**Short exercise:** Leave out the images; return the rest of the data exactly.

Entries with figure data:
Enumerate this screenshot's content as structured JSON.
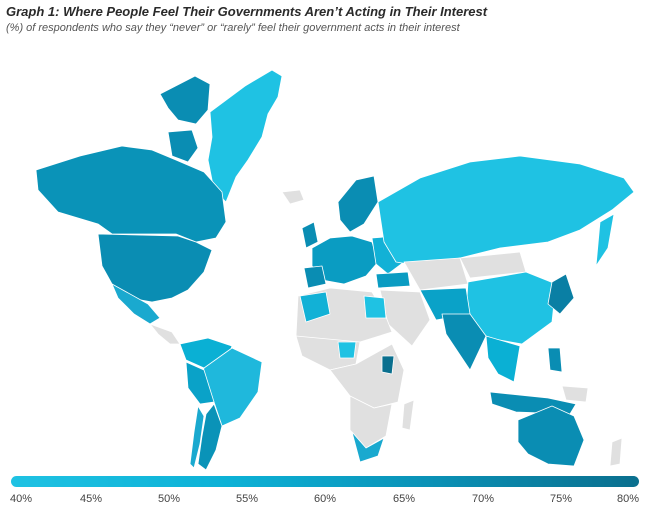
{
  "title": "Graph 1: Where People Feel Their Governments Aren’t Acting in Their Interest",
  "subtitle": "(%) of respondents who say they “never” or “rarely” feel their government acts in their interest",
  "legend": {
    "min": 40,
    "max": 80,
    "ticks": [
      "40%",
      "45%",
      "50%",
      "55%",
      "60%",
      "65%",
      "70%",
      "75%",
      "80%"
    ]
  },
  "colors": {
    "no_data": "#e0e0e0",
    "low": "#1fc2e3",
    "mid": "#0a93b8",
    "high": "#0a6f8e"
  }
}
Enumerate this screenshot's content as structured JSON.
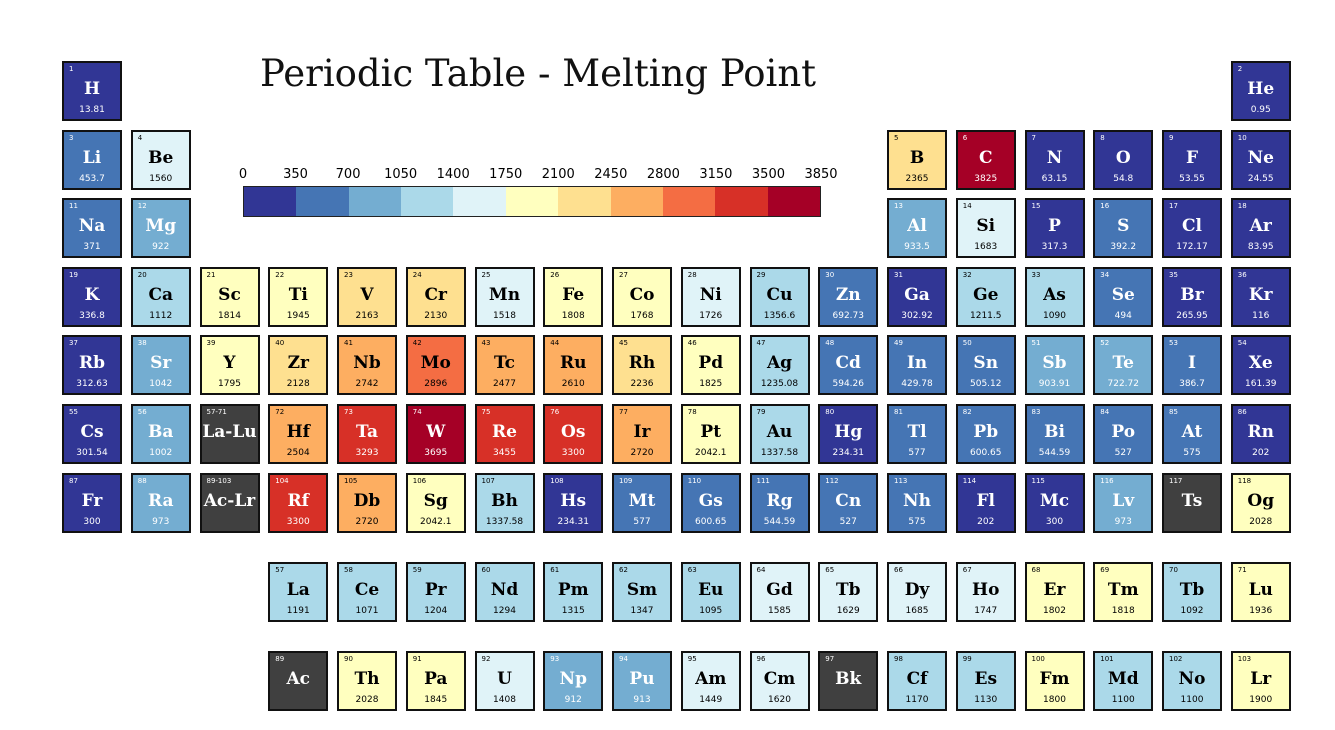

**Response below:**
Enumerate this screenshot's content as structured JSON.
{
  "title": "Graph 1: Where People Feel Their Governments Aren’t Acting in Their Interest",
  "subtitle": "(%) of respondents who say they “never” or “rarely” feel their government acts in their interest",
  "legend": {
    "min": 40,
    "max": 80,
    "ticks": [
      "40%",
      "45%",
      "50%",
      "55%",
      "60%",
      "65%",
      "70%",
      "75%",
      "80%"
    ]
  },
  "colors": {
    "no_data": "#e0e0e0",
    "low": "#1fc2e3",
    "mid": "#0a93b8",
    "high": "#0a6f8e"
  }
}
Enumerate this screenshot's content as structured JSON.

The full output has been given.